= DATA IN THIS EXERCISE =

____

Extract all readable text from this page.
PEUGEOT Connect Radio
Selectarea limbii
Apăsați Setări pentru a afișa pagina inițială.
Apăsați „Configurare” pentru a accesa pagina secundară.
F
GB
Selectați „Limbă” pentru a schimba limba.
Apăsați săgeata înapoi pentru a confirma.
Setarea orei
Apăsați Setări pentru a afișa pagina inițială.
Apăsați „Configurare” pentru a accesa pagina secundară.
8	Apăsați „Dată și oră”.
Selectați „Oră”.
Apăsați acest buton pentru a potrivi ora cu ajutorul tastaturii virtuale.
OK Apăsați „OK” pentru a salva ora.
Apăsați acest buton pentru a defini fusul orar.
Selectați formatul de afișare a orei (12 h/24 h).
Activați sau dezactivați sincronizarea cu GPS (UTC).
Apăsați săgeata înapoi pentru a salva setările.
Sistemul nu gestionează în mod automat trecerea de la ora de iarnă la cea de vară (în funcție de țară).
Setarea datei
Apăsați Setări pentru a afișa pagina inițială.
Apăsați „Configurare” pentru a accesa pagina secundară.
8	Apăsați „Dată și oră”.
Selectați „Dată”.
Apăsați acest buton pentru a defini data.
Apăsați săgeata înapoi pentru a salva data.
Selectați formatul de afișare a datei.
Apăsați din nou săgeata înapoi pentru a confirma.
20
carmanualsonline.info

____

= WHAT THE EXERCISE ASKS =
Retype the material in full. Each word must match.

= FULL SOLUTION =
Extract all readable text from this page.
PEUGEOT Connect Radio
Selectarea limbii
Apăsați Setări pentru a afișa pagina inițială.
Apăsați „Configurare” pentru a accesa pagina secundară.
F
GB
Selectați „Limbă” pentru a schimba limba.
Apăsați săgeata înapoi pentru a confirma.
Setarea orei
Apăsați Setări pentru a afișa pagina inițială.
Apăsați „Configurare” pentru a accesa pagina secundară.
8	Apăsați „Dată și oră”.
Selectați „Oră”.
Apăsați acest buton pentru a potrivi ora cu ajutorul tastaturii virtuale.
OK Apăsați „OK” pentru a salva ora.
Apăsați acest buton pentru a defini fusul orar.
Selectați formatul de afișare a orei (12 h/24 h).
Activați sau dezactivați sincronizarea cu GPS (UTC).
Apăsați săgeata înapoi pentru a salva setările.
Sistemul nu gestionează în mod automat trecerea de la ora de iarnă la cea de vară (în funcție de țară).
Setarea datei
Apăsați Setări pentru a afișa pagina inițială.
Apăsați „Configurare” pentru a accesa pagina secundară.
8	Apăsați „Dată și oră”.
Selectați „Dată”.
Apăsați acest buton pentru a defini data.
Apăsați săgeata înapoi pentru a salva data.
Selectați formatul de afișare a datei.
Apăsați din nou săgeata înapoi pentru a confirma.
20
carmanualsonline.info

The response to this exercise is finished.